[WRITTEN TASK] In the records that follow, locate every line with "region" and extract it.

[DATA RECORDS]
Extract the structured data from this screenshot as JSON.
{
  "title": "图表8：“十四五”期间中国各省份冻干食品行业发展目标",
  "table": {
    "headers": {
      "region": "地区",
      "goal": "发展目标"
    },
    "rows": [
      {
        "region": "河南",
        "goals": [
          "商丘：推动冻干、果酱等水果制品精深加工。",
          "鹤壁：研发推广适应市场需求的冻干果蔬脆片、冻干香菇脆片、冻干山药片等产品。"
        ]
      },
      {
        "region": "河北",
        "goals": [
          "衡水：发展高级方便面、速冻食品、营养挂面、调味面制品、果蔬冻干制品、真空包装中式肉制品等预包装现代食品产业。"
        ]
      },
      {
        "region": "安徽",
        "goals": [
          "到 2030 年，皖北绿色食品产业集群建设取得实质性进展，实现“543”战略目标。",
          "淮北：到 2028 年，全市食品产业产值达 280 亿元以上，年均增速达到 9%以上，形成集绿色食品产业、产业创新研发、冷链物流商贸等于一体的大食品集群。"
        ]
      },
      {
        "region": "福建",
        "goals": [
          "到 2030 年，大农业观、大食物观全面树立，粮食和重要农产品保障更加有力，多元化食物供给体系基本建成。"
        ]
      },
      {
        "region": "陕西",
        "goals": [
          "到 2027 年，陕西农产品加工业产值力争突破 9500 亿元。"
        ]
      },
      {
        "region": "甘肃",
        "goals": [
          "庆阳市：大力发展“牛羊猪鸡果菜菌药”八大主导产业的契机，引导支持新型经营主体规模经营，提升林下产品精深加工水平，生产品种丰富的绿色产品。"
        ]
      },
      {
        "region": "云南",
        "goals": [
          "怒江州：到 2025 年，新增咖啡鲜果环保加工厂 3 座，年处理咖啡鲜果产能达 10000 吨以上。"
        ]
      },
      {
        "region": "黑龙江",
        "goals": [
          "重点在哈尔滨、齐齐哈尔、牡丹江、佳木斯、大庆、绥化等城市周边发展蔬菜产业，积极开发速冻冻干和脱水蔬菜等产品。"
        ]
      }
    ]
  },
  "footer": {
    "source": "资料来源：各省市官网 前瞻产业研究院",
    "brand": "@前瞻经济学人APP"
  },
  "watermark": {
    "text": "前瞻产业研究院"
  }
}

[RESPONSE FOR THIS EXERCISE]
      "region": "地区",
        "region": "河南",
        "region": "河北",
        "region": "安徽",
        "region": "福建",
        "region": "陕西",
        "region": "甘肃",
        "region": "云南",
        "region": "黑龙江",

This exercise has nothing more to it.